Ex-vereadora de Curitiba é presa em SC após condenação por rachadinha

Kátia Dittrich foi localizada em Joinville e já começou a cumprir pena de mais de 5 anos de prisão

A ex-vereadora de Curitiba Kátia Dittrich, conhecida pelo apelido político de “Kátia dos Animais de Rua”, foi presa na última sexta-feira (13) em Joinville (SC), após mais de seis meses foragida. Ela foi condenada por participar de um esquema de rachadinha durante o período em que ocupou uma cadeira na Câmara Municipal de Curitiba, entre 2017 e 2020.

Katia Dittrich era ligada a pauta animal, mas perdeu apoio político após encândalos envolvendo sua atuação como parlamentar, principalmente por denúncias de rachadinha (Foto: Divulgação/ CMC)

= = = =

● Item de trabalho: Dê sequência à notícia sobre a prisão da ex-vereadora Kátia Dittrich, escrevendo a parte que vem logo depois do ponto em que o trecho termina.

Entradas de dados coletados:

= = = =

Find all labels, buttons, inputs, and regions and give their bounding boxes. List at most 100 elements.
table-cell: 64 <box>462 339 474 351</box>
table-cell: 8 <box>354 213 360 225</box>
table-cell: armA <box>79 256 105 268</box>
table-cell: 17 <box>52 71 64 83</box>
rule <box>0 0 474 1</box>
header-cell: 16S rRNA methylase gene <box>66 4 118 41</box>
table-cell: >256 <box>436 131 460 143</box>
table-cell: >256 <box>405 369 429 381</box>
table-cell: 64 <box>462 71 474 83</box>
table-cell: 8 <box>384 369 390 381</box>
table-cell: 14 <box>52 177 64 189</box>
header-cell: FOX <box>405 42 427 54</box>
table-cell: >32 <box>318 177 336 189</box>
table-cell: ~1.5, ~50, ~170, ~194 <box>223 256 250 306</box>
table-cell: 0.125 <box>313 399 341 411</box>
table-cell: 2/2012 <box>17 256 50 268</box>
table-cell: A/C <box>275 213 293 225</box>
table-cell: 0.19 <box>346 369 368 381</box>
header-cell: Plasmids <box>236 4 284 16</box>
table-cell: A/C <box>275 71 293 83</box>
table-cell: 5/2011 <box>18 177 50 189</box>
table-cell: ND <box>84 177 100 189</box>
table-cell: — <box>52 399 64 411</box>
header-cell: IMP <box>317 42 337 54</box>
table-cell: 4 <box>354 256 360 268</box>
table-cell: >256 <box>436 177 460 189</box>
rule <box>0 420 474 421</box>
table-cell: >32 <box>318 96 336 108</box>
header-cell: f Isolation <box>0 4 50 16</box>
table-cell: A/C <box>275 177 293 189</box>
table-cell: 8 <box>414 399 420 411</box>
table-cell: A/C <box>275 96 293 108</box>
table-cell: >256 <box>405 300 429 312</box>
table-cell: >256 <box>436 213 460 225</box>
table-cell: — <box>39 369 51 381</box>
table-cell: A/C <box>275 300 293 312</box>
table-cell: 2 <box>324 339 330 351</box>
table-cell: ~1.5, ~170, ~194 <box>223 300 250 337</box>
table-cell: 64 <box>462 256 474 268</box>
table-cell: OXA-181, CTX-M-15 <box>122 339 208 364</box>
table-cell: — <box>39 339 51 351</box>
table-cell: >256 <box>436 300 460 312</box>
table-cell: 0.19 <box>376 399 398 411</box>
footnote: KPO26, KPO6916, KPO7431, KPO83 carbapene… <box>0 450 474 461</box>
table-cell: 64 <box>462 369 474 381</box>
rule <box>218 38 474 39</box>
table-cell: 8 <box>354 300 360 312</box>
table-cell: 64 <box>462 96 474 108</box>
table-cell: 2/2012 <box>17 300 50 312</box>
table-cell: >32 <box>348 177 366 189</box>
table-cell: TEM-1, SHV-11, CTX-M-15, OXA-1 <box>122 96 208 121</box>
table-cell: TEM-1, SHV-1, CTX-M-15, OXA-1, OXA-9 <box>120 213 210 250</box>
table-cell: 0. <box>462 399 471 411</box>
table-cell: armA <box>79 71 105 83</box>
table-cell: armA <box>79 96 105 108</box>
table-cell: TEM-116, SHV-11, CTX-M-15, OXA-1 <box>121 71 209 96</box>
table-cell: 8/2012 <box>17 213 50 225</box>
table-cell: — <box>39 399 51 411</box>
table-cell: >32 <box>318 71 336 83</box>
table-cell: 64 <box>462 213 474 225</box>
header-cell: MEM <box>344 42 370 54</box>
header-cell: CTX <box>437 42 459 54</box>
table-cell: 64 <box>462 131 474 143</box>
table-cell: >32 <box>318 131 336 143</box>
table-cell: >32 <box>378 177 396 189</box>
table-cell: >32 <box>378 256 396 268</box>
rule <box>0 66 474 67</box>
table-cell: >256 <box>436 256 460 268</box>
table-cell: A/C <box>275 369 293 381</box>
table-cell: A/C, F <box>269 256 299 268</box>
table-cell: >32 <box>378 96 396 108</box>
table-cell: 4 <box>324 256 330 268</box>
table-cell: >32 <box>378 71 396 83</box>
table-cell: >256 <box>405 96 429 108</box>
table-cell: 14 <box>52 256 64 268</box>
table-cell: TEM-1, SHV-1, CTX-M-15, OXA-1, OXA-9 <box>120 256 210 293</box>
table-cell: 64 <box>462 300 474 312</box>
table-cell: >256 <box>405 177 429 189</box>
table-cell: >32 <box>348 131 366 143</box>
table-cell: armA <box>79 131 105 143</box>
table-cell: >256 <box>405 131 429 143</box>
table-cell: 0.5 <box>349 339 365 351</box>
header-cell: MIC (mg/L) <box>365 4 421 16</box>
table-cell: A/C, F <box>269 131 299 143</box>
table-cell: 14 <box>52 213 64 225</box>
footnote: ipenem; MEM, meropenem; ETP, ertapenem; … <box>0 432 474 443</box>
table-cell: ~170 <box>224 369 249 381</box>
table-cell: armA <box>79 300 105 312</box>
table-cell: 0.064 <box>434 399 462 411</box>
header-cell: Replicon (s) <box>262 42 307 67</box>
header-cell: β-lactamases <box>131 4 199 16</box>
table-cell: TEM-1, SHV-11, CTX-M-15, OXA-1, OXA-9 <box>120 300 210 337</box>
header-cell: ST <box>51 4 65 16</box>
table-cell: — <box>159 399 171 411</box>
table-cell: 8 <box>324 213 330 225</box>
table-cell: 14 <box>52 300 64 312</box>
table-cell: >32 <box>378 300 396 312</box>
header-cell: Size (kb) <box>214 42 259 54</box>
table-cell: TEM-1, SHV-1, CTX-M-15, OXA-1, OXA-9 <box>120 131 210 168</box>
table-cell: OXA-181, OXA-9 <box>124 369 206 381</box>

= = = =

● Resposta ao exercício:
A prisão foi realizada por policiais civis do Paraná e de Santa Catarina, com base em mandado expedido pela 13ª Vara Criminal de Curitiba. Além dela, o marido, Marcos Withers, também condenado no mesmo processo, foi preso na operação. Os dois estavam com mandado de prisão em aberto desde novembro de 2023, quando a sentença transitou em julgado.

De acordo com o processo, Kátia exigia que os servidores comissionados de seu gabinete devolvessem parte dos salários recebidos, o crime popularmente conhecido como rachadinha. As investigações indicaram que as cobranças eram feitas de forma sistemática, com o envolvimento direto do marido da ex-vereadora na coleta e gestão dos valores.

Em decisão judicial já definitiva, Kátia foi condenada a cinco anos e seis meses de prisão por concussão e prevaricação. Marcos Withers recebeu pena de cinco anos. Desde que os mandados foram expedidos, o casal vinha tentando evitar a prisão, alegando questões de saúde e buscando medidas judiciais para postergar o cumprimento da pena.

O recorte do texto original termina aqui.